Find every line in the records below that holds the word "模块插座", and copy each one.

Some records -
###

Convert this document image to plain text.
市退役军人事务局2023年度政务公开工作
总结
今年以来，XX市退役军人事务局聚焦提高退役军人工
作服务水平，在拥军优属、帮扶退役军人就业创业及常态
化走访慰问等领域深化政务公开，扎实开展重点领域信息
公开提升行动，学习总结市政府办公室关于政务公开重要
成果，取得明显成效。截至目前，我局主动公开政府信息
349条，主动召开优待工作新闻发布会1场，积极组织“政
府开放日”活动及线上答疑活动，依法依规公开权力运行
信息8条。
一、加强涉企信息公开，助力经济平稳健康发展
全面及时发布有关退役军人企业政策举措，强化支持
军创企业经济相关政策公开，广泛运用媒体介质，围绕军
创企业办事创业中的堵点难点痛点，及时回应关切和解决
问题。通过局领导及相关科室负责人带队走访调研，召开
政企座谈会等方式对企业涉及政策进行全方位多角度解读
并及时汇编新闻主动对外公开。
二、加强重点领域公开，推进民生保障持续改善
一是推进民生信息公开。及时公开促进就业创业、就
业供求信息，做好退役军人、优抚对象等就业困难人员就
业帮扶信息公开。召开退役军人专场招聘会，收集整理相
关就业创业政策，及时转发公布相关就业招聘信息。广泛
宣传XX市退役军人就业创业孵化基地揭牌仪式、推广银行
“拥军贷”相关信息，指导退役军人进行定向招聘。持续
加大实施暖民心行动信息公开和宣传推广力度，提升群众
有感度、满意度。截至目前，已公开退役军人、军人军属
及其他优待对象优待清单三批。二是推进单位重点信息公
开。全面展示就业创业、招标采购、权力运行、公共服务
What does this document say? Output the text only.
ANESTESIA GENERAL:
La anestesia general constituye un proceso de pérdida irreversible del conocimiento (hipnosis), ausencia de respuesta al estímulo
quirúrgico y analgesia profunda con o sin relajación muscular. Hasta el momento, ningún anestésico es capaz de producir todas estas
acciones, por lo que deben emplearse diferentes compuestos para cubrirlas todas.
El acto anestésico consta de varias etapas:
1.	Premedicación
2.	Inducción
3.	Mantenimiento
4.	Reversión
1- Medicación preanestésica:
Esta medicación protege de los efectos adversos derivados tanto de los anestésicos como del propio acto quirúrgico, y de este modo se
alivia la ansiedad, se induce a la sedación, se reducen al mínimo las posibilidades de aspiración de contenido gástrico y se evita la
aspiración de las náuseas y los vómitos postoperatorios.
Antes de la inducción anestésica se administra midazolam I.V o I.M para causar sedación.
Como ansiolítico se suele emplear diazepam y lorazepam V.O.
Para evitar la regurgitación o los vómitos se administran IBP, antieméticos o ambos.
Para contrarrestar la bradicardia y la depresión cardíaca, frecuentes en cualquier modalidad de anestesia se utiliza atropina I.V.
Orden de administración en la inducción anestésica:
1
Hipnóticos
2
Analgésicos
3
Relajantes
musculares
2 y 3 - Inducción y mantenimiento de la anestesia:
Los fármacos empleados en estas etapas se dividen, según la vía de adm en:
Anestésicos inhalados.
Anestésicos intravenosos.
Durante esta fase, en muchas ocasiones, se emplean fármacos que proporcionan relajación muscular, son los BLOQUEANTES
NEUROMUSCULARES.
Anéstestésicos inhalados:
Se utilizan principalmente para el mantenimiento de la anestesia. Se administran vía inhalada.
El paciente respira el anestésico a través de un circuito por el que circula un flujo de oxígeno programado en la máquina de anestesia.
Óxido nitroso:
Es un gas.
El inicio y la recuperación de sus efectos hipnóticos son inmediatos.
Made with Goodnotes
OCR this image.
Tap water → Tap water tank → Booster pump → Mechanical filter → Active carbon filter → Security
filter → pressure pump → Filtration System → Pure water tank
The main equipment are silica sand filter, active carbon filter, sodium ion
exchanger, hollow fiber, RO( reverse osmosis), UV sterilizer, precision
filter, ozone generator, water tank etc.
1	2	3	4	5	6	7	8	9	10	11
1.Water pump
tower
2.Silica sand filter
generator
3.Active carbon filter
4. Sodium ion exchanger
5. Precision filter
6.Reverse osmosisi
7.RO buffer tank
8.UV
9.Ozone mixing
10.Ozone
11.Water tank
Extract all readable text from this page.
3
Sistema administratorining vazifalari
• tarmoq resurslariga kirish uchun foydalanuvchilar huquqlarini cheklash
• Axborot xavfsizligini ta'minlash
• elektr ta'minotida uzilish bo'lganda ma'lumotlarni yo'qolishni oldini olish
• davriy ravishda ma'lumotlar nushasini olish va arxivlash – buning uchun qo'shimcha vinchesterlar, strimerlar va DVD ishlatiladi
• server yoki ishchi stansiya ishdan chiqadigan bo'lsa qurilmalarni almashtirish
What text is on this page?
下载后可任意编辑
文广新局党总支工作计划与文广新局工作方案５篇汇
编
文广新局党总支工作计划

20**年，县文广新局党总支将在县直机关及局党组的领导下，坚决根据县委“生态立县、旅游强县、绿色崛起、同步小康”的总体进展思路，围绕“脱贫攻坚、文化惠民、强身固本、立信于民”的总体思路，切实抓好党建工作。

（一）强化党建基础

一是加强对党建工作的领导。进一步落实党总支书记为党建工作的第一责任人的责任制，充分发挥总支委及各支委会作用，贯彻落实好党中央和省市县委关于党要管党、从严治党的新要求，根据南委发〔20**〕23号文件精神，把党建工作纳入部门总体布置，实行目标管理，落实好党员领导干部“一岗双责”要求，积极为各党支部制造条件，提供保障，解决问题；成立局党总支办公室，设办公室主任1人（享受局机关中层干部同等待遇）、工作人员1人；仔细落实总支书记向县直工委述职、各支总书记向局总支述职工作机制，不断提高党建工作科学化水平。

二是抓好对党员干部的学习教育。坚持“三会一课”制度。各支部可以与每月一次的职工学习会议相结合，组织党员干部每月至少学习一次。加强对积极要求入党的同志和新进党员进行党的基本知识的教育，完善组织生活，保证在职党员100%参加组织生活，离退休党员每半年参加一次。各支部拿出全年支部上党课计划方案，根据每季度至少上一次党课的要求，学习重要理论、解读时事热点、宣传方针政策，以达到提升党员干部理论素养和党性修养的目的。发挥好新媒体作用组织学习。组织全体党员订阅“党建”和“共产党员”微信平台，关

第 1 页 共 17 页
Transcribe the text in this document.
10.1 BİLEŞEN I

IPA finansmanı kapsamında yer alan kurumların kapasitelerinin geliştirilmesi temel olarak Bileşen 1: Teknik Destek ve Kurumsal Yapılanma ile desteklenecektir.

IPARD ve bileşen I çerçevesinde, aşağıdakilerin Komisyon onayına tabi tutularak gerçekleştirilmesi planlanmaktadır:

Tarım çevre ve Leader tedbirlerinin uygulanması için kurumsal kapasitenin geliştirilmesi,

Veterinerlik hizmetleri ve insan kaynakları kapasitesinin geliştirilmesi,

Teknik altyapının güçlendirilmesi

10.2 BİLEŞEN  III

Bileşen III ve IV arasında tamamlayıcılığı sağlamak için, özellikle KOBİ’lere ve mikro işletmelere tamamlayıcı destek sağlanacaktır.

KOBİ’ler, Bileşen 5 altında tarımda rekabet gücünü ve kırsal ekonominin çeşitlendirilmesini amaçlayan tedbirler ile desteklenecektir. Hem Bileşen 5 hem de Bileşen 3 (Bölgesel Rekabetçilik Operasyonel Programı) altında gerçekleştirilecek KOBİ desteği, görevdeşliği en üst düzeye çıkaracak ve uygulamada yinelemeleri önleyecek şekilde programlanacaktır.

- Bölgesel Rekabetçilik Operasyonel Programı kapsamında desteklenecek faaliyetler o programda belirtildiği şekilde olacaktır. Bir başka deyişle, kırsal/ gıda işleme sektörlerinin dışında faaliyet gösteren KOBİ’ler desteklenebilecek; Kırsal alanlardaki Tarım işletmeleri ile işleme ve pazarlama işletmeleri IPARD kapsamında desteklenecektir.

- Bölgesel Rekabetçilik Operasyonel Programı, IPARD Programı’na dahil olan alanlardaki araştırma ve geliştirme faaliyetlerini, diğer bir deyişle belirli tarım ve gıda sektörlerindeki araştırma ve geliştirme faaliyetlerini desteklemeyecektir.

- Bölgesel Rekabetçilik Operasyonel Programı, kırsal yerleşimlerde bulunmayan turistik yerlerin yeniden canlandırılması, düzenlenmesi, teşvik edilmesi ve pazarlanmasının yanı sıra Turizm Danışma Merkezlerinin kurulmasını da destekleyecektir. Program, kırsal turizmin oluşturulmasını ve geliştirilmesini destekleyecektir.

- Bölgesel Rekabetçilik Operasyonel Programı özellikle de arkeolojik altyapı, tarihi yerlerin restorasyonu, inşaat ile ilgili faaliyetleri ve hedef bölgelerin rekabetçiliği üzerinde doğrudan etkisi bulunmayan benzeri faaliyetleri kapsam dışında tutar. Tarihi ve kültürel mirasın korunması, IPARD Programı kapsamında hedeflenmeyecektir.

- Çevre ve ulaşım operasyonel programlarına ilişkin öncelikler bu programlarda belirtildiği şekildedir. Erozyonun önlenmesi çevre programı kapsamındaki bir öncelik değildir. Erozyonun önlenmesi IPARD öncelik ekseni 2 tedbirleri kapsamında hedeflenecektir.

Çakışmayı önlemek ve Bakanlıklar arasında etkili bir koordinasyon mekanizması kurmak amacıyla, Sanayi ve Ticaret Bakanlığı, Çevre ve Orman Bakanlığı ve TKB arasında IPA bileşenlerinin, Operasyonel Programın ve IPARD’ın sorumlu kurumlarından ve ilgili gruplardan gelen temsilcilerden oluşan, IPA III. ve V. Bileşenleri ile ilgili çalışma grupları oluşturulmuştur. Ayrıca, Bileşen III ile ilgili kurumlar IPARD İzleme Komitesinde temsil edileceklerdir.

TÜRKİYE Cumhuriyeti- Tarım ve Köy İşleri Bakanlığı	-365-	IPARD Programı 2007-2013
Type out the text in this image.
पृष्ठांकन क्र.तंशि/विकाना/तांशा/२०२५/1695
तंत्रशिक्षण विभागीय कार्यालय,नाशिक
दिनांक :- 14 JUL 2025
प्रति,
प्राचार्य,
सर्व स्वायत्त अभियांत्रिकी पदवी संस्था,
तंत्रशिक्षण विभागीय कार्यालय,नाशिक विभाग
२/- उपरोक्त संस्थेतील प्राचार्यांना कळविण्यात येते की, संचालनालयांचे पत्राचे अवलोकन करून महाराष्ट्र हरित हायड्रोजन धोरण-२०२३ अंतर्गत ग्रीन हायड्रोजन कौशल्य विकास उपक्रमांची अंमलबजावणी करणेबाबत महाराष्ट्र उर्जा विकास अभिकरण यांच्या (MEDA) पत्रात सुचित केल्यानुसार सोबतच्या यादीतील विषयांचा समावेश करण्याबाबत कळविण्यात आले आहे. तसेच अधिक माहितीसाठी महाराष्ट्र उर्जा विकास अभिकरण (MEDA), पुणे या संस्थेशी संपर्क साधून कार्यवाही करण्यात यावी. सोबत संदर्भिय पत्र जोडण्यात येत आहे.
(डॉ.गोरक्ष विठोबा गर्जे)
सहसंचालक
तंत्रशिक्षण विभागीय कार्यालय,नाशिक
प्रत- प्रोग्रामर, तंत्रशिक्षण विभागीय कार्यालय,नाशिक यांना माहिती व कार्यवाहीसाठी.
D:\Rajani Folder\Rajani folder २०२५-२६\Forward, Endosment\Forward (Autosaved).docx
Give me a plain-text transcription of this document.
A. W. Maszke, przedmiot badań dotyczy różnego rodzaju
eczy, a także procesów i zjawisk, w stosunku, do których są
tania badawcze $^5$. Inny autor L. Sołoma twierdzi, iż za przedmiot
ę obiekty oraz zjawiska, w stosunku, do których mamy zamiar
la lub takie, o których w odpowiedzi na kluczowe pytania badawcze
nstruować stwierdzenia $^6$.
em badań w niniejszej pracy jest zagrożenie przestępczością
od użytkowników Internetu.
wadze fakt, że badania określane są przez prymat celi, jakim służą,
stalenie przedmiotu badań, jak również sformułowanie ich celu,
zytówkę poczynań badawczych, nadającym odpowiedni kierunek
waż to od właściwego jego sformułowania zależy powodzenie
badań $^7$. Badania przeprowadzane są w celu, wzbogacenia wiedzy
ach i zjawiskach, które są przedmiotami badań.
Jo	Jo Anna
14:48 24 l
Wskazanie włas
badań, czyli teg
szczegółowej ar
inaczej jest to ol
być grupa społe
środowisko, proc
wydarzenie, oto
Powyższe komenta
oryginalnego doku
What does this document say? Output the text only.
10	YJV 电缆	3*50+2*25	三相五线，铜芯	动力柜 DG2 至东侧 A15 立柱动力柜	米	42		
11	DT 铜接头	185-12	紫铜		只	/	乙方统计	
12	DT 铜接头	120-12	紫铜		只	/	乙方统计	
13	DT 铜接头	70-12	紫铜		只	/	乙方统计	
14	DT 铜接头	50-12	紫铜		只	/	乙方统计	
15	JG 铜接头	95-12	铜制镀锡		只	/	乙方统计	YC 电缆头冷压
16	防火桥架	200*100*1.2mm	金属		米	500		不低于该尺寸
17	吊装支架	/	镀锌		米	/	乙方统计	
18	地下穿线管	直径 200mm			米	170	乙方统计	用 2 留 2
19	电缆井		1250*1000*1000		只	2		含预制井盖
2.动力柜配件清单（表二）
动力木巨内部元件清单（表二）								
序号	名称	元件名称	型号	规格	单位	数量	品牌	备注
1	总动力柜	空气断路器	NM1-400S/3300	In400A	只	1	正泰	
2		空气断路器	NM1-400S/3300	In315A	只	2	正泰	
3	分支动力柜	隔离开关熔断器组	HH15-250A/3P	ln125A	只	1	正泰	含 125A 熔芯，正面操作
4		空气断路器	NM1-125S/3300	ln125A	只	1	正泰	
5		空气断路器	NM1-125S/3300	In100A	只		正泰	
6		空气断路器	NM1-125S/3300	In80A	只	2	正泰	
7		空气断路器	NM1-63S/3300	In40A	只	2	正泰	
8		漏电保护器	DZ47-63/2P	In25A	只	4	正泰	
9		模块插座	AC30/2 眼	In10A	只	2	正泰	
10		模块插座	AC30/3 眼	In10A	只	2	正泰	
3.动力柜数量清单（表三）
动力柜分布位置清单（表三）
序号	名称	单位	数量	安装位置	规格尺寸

###

FULL OUTPUT -
9		模块插座	AC30/2 眼	In10A	只	2	正泰	
10		模块插座	AC30/3 眼	In10A	只	2	正泰	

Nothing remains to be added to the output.